**YOUR GOAL:**
The line that contains "Type out the text in this image." and every line after it, down to the last one, must be restated word for word, with no pictures.

Source data
○ ○ ○

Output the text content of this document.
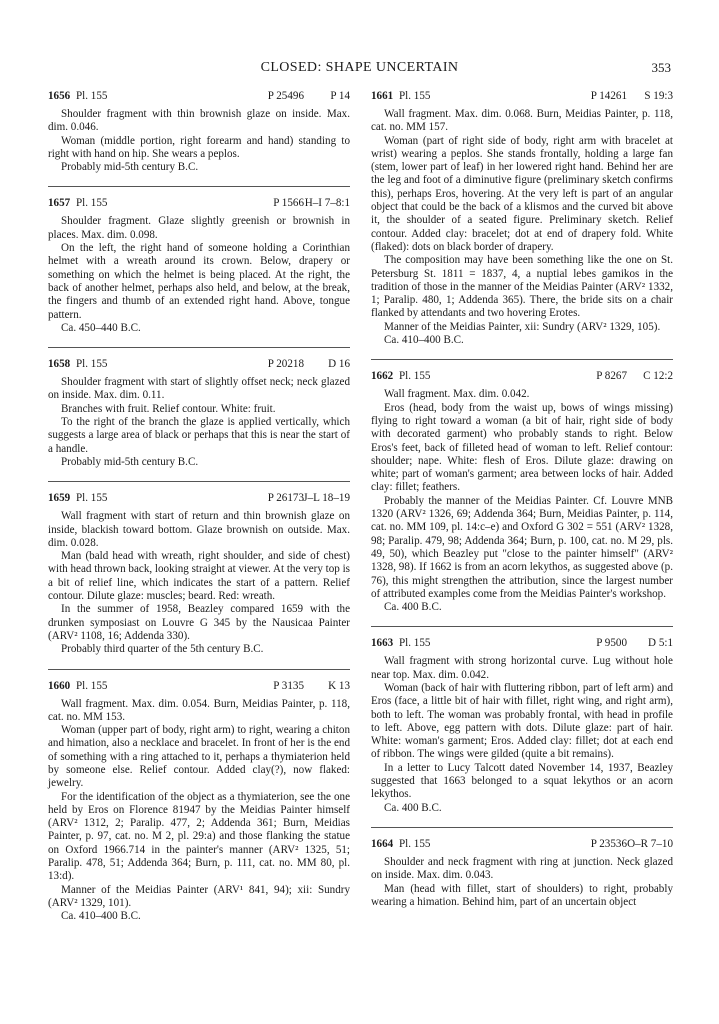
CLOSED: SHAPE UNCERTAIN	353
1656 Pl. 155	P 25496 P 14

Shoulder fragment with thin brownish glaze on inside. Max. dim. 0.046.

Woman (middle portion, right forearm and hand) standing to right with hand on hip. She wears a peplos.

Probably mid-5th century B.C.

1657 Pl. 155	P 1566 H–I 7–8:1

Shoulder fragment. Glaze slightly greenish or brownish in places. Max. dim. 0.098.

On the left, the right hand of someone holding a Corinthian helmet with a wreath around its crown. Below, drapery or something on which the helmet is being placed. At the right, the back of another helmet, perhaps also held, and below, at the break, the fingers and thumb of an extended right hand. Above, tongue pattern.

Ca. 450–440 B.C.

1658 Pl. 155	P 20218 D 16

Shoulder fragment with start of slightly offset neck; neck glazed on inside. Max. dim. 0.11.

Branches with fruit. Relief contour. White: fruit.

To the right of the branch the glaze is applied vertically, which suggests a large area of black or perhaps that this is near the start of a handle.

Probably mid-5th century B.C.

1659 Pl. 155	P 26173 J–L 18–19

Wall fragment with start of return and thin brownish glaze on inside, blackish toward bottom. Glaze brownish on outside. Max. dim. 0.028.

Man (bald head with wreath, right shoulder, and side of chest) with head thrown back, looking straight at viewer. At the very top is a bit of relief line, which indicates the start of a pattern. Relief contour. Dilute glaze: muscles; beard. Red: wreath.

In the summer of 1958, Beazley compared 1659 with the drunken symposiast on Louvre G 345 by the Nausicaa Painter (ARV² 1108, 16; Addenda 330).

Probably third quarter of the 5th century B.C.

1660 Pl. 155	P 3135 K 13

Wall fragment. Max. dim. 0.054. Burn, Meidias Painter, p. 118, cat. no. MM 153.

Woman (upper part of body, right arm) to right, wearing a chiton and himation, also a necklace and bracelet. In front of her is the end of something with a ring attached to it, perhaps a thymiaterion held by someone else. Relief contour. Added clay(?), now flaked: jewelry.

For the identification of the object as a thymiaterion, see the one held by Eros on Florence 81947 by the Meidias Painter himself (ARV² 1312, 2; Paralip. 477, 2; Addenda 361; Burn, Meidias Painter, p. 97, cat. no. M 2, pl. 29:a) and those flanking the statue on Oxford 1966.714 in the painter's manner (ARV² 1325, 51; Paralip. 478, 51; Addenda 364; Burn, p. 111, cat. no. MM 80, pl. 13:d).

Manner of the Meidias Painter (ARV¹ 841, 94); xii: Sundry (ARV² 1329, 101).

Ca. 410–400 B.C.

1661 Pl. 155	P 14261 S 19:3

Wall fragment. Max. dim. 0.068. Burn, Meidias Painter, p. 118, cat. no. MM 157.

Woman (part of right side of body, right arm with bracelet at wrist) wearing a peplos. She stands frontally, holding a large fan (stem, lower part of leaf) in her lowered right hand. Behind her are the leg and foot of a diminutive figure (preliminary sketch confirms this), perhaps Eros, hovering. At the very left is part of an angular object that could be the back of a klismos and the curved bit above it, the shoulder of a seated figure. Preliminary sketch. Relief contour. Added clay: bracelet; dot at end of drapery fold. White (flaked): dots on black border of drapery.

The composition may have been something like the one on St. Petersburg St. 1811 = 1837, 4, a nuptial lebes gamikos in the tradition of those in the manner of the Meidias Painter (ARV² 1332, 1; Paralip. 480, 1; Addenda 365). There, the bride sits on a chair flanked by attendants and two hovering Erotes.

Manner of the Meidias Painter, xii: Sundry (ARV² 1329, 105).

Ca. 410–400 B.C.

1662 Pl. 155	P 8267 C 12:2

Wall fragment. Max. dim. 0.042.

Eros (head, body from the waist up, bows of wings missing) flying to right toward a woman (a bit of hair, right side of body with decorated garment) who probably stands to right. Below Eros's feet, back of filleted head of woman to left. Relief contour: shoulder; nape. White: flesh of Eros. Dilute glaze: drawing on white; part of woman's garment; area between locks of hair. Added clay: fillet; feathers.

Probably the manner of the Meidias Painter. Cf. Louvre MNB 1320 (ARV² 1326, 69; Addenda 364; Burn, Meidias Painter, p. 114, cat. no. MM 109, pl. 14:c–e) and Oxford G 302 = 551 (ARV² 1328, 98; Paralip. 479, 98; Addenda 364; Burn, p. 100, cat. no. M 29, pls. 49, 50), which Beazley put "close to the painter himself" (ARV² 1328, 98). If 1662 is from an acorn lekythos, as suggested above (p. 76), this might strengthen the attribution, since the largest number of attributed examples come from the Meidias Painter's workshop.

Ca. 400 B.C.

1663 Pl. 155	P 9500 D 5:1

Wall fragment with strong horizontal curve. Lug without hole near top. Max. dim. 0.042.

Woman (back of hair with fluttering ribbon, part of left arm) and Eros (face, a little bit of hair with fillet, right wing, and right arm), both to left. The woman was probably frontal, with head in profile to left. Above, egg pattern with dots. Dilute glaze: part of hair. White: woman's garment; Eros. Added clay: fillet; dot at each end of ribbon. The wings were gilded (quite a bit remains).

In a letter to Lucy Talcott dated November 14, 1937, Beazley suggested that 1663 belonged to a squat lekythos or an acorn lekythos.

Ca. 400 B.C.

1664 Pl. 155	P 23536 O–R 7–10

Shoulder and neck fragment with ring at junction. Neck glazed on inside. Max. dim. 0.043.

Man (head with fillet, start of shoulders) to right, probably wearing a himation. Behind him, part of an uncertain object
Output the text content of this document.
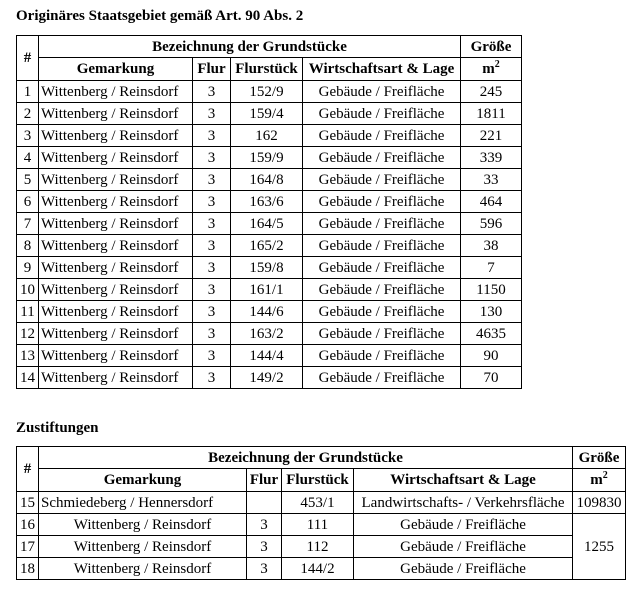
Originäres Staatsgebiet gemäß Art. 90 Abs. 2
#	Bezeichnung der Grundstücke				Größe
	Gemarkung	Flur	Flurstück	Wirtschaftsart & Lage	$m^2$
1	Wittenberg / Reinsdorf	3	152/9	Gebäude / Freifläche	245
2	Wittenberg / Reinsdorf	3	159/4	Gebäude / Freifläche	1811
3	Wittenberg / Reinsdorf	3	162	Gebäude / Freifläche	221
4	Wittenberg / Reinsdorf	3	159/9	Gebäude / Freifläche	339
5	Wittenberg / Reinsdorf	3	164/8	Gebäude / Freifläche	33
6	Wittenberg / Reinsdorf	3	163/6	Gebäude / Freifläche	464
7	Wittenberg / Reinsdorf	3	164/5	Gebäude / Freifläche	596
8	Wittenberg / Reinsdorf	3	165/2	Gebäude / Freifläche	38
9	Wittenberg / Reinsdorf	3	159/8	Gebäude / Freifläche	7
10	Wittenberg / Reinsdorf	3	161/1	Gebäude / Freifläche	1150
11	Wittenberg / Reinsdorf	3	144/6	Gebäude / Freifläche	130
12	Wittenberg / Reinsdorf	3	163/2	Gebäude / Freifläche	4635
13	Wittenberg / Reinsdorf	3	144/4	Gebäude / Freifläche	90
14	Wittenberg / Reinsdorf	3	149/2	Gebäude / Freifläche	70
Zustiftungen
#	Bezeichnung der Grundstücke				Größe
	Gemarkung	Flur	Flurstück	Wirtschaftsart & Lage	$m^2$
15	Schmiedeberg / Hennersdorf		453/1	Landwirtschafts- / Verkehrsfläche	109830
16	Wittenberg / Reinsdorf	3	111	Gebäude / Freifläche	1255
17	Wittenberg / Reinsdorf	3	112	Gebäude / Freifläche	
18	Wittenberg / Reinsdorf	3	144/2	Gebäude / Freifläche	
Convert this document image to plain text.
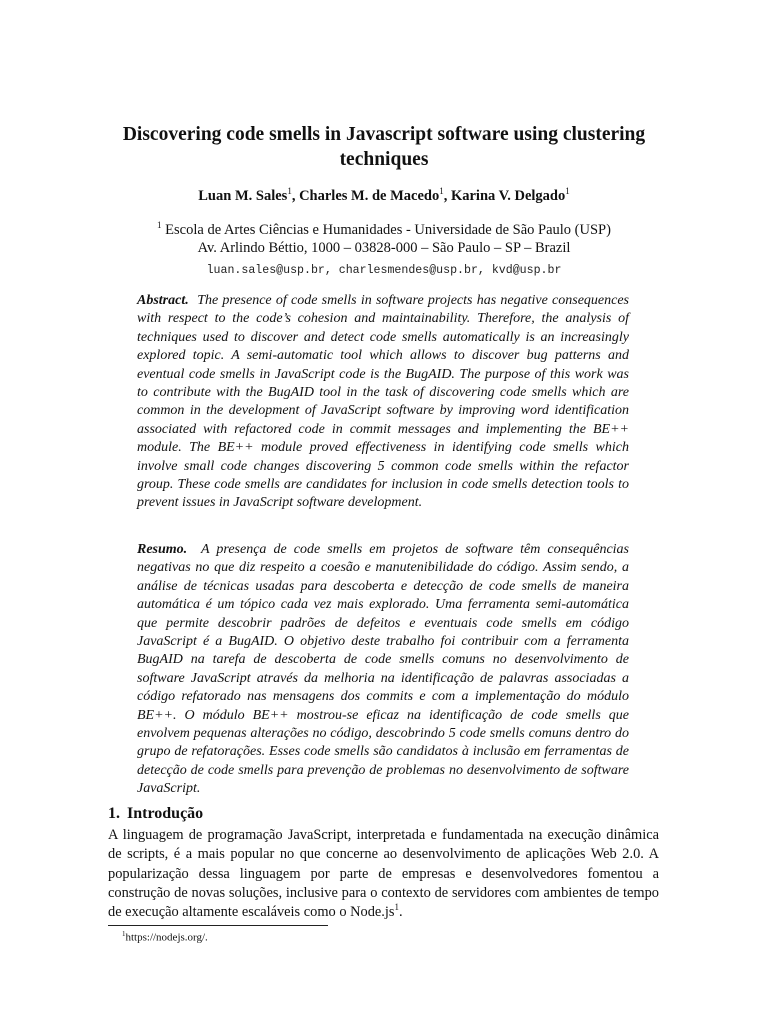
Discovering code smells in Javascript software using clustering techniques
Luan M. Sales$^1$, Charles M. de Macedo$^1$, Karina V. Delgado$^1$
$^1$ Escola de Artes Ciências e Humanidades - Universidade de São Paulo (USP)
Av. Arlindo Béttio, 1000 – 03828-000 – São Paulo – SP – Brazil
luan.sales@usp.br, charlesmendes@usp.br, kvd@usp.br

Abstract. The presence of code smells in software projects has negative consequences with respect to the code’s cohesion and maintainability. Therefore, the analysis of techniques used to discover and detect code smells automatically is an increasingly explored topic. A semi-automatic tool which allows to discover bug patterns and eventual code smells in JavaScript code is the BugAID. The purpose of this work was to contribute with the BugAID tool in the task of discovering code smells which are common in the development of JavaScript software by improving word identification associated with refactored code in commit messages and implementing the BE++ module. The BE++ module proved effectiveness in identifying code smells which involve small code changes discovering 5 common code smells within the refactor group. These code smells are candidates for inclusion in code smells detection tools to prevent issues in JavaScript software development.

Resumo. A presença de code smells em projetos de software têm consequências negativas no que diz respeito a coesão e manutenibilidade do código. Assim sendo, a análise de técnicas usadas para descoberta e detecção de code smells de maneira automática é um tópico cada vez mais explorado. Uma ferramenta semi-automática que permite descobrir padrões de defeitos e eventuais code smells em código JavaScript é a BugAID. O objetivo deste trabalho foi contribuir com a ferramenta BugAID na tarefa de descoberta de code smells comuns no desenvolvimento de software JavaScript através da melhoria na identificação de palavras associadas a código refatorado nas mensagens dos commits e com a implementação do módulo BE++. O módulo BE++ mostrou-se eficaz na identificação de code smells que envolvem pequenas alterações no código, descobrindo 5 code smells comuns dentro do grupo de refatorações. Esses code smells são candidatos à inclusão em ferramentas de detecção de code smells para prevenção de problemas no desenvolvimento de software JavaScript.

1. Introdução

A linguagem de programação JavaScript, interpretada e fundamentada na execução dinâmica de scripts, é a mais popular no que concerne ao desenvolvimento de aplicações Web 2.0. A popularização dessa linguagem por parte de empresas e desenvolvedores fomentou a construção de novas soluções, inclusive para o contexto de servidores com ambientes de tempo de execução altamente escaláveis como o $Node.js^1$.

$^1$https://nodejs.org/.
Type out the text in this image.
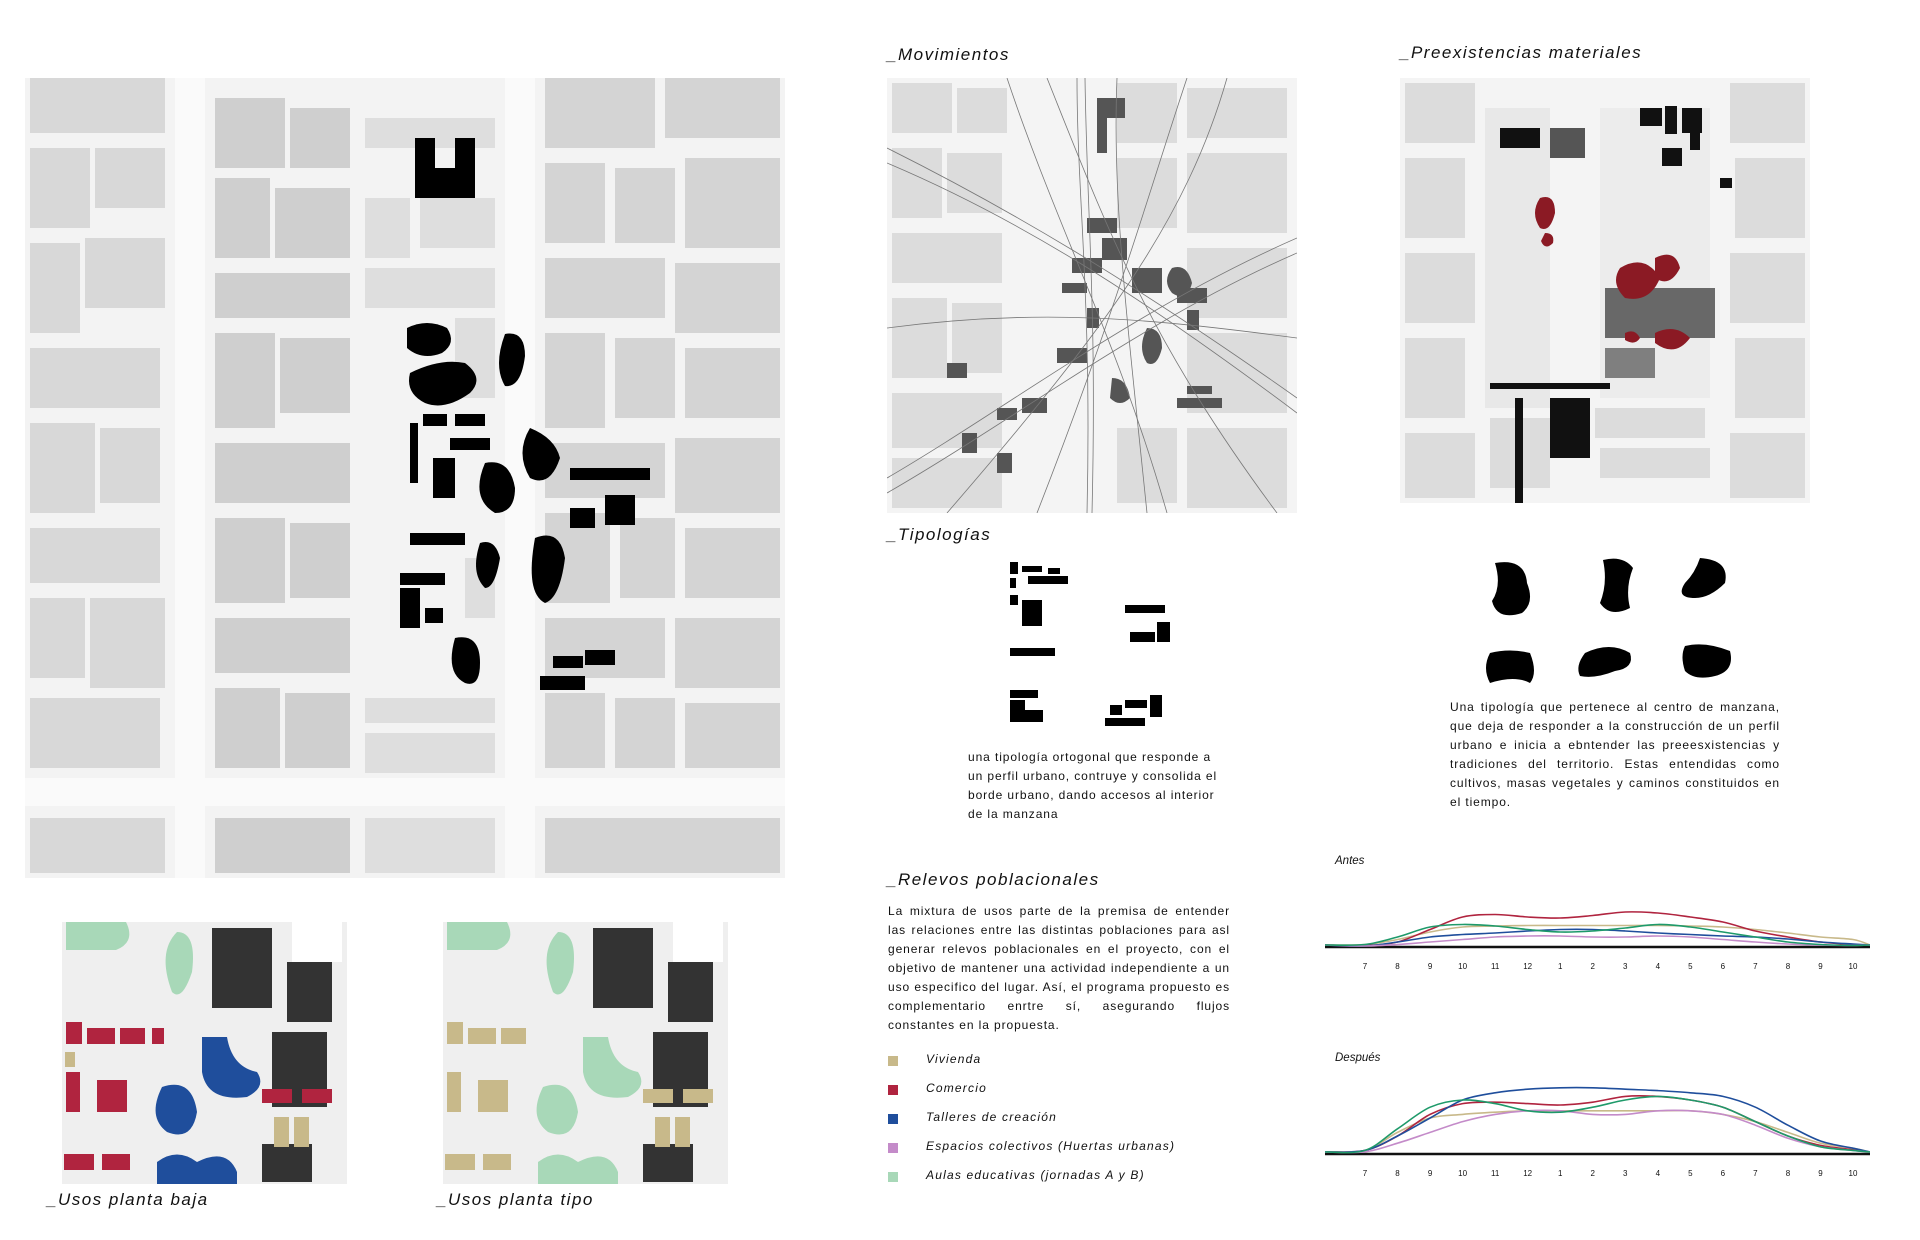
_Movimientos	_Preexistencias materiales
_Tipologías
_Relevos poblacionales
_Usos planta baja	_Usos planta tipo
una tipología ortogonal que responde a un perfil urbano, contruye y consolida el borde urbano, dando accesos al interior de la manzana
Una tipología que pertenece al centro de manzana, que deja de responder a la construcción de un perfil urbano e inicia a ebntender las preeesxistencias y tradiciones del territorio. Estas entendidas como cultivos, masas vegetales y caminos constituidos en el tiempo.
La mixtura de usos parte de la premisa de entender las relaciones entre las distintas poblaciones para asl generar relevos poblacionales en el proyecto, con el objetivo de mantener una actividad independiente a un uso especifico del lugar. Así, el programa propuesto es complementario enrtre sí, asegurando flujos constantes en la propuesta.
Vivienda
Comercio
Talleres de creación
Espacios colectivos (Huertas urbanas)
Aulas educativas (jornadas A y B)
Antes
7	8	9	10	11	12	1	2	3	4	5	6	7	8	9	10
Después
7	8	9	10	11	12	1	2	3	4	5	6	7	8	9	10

○ ○ ○

**SOLUTION:**
Type out the text in this image.
_Movimientos	_Preexistencias materiales
_Tipologías
_Relevos poblacionales
_Usos planta baja	_Usos planta tipo
una tipología ortogonal que responde a un perfil urbano, contruye y consolida el borde urbano, dando accesos al interior de la manzana
Una tipología que pertenece al centro de manzana, que deja de responder a la construcción de un perfil urbano e inicia a ebntender las preeesxistencias y tradiciones del territorio. Estas entendidas como cultivos, masas vegetales y caminos constituidos en el tiempo.
La mixtura de usos parte de la premisa de entender las relaciones entre las distintas poblaciones para asl generar relevos poblacionales en el proyecto, con el objetivo de mantener una actividad independiente a un uso especifico del lugar. Así, el programa propuesto es complementario enrtre sí, asegurando flujos constantes en la propuesta.
Vivienda
Comercio
Talleres de creación
Espacios colectivos (Huertas urbanas)
Aulas educativas (jornadas A y B)
Antes
7	8	9	10	11	12	1	2	3	4	5	6	7	8	9	10
Después
7	8	9	10	11	12	1	2	3	4	5	6	7	8	9	10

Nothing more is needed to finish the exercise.